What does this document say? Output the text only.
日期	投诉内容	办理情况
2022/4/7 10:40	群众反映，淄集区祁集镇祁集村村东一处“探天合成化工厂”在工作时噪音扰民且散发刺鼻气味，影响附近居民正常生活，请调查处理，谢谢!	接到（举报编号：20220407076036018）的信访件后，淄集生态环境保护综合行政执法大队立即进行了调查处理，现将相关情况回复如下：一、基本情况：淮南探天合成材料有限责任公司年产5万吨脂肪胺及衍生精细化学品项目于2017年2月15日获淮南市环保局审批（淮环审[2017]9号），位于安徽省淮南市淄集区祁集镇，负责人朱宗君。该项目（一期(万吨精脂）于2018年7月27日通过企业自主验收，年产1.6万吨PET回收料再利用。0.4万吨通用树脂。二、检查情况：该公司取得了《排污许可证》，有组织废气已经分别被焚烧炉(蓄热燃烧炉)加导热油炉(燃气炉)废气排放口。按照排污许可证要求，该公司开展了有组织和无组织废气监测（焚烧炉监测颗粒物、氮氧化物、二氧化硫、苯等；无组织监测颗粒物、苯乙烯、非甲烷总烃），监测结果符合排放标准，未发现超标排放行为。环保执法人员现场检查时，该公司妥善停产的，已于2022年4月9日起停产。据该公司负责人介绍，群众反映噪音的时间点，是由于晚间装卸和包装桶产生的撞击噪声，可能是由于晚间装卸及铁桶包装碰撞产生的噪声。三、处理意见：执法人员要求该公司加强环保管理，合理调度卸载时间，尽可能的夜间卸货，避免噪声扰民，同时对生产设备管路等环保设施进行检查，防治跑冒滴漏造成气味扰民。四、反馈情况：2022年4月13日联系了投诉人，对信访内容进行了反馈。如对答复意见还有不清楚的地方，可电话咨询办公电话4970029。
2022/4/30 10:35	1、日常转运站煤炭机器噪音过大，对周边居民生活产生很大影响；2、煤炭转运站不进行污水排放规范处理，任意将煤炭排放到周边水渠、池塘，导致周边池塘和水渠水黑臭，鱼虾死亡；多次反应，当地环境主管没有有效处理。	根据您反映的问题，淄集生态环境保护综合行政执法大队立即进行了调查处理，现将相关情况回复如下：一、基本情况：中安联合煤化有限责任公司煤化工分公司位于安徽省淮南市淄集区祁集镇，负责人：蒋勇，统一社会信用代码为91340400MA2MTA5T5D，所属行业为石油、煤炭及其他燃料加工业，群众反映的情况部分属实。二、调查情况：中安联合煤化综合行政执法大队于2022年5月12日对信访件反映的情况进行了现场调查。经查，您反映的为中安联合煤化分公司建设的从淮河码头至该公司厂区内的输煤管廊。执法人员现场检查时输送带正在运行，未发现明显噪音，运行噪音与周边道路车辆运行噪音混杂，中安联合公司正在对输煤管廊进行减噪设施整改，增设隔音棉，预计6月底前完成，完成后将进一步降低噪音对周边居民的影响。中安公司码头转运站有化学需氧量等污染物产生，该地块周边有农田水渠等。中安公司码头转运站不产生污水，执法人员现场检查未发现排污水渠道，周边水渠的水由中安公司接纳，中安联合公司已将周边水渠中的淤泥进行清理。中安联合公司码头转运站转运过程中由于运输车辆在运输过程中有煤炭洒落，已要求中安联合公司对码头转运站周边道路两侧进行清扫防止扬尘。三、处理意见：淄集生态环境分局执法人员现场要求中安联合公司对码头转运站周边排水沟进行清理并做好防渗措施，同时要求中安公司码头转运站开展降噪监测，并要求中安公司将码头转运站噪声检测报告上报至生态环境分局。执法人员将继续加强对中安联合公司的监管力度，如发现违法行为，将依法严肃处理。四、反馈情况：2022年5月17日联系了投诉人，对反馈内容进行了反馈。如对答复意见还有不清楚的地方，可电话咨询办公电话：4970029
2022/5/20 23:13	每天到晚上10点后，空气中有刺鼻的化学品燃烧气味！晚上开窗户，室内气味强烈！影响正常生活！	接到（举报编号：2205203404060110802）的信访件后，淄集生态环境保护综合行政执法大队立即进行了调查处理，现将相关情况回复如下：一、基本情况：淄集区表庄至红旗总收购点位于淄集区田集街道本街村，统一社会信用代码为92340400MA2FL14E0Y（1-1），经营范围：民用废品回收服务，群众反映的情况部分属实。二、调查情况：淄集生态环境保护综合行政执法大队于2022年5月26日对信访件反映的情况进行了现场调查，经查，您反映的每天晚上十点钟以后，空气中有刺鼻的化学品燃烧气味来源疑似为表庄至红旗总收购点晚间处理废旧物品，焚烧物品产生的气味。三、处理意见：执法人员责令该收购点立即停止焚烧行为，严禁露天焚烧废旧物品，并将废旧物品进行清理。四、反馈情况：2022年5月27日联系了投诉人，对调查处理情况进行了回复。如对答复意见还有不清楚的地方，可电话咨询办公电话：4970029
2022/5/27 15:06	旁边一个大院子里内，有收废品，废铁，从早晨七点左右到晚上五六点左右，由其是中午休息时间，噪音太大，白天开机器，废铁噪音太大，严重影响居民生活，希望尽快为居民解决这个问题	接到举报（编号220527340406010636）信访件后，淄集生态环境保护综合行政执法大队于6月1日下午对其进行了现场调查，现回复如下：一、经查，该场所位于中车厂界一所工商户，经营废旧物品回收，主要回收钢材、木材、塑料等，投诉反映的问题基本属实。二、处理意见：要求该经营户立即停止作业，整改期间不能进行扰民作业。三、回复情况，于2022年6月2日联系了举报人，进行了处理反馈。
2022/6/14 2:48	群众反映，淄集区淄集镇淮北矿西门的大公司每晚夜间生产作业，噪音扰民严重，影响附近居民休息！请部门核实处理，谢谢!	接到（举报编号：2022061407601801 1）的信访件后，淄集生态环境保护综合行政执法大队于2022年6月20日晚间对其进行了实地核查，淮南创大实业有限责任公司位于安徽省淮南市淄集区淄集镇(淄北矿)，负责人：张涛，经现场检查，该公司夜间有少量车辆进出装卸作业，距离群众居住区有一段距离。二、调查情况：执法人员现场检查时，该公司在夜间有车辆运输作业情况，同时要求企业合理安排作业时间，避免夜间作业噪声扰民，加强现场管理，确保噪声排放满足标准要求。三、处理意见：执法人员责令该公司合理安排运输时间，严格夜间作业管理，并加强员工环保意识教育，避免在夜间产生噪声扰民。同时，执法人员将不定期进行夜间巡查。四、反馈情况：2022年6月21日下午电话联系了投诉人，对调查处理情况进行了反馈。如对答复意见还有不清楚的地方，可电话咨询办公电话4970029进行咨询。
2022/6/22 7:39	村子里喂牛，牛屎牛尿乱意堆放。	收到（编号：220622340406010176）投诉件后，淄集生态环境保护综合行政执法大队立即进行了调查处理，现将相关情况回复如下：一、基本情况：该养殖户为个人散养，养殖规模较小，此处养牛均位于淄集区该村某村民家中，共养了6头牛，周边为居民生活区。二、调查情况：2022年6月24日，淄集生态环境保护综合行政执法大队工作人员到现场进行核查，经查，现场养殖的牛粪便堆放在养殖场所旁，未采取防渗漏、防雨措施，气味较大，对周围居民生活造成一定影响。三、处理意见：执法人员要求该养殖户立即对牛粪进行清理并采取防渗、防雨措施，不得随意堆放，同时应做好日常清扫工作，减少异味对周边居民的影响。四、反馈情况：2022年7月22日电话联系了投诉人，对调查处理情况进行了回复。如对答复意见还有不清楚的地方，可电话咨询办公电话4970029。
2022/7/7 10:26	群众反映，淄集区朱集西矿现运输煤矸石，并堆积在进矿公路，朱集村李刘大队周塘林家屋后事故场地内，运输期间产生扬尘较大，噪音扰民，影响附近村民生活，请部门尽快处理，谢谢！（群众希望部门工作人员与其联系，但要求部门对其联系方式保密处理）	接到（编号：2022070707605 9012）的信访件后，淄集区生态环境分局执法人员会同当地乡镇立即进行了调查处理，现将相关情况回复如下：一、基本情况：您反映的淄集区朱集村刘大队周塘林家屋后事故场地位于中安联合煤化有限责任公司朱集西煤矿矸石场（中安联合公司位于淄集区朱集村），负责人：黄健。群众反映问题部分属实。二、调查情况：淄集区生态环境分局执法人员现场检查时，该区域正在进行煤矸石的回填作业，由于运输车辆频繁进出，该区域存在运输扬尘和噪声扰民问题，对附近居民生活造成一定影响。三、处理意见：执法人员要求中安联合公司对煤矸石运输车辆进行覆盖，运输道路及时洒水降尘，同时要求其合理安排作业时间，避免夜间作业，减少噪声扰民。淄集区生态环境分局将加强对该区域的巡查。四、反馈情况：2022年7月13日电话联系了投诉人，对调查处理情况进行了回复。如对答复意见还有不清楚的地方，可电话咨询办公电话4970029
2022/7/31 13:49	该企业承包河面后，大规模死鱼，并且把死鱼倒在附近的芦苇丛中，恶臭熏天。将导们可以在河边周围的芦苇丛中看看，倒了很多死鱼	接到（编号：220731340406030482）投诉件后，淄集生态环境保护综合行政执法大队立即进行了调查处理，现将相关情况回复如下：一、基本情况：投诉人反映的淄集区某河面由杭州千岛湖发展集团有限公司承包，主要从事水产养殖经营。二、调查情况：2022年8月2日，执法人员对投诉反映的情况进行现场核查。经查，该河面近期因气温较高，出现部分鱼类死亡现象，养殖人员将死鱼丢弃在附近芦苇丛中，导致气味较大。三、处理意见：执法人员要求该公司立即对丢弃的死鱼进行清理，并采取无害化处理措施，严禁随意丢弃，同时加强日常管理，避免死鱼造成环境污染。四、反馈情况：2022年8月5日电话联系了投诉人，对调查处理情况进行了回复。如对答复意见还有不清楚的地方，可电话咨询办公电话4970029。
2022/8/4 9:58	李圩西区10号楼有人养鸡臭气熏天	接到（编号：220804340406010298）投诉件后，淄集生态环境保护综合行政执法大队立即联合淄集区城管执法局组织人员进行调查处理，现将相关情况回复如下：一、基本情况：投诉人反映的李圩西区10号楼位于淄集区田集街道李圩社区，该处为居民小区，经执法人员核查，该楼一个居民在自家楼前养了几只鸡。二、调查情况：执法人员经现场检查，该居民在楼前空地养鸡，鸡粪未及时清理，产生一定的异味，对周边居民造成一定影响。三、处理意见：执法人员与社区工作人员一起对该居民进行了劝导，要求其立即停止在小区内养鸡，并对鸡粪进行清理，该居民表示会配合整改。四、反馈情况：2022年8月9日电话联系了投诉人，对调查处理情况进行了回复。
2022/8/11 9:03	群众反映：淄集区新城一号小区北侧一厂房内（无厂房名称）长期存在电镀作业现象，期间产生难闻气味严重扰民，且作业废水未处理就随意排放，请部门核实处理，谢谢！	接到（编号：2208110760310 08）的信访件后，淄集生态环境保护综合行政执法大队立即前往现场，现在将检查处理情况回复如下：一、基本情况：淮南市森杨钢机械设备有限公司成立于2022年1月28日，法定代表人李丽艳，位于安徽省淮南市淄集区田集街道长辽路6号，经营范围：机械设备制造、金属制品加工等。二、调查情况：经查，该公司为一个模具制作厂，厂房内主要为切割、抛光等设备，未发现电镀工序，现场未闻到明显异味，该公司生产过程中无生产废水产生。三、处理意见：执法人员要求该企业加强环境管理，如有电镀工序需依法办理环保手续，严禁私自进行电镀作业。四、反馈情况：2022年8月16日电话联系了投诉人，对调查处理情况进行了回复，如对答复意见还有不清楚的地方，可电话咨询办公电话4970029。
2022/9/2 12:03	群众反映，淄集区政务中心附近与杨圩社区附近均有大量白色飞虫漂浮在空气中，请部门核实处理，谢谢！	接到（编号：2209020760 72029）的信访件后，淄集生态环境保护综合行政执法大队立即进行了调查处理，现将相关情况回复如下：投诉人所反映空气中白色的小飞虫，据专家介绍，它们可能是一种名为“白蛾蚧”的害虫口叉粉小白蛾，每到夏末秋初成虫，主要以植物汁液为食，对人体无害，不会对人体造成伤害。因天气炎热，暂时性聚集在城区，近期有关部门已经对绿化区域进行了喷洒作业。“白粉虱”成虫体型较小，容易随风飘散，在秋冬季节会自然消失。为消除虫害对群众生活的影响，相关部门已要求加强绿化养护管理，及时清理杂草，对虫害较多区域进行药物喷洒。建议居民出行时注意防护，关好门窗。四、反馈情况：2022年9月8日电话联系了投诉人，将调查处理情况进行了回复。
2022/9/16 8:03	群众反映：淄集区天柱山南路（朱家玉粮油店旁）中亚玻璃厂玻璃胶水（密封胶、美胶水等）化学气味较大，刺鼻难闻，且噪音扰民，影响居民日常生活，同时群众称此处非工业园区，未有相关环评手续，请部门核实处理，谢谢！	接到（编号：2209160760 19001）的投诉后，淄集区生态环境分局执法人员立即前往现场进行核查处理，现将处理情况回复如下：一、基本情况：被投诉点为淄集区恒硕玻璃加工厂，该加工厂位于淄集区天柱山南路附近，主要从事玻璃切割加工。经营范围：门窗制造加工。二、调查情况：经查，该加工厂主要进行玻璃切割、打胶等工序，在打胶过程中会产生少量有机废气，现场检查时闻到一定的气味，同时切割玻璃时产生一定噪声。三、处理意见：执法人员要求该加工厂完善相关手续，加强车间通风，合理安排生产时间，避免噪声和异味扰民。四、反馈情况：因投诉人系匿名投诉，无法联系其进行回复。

------------------------------------

*Problem to work on*:
Report the number of lines in the entries above that include the string "投诉件后". Give nothing but the number.

*Finished exercise*:
3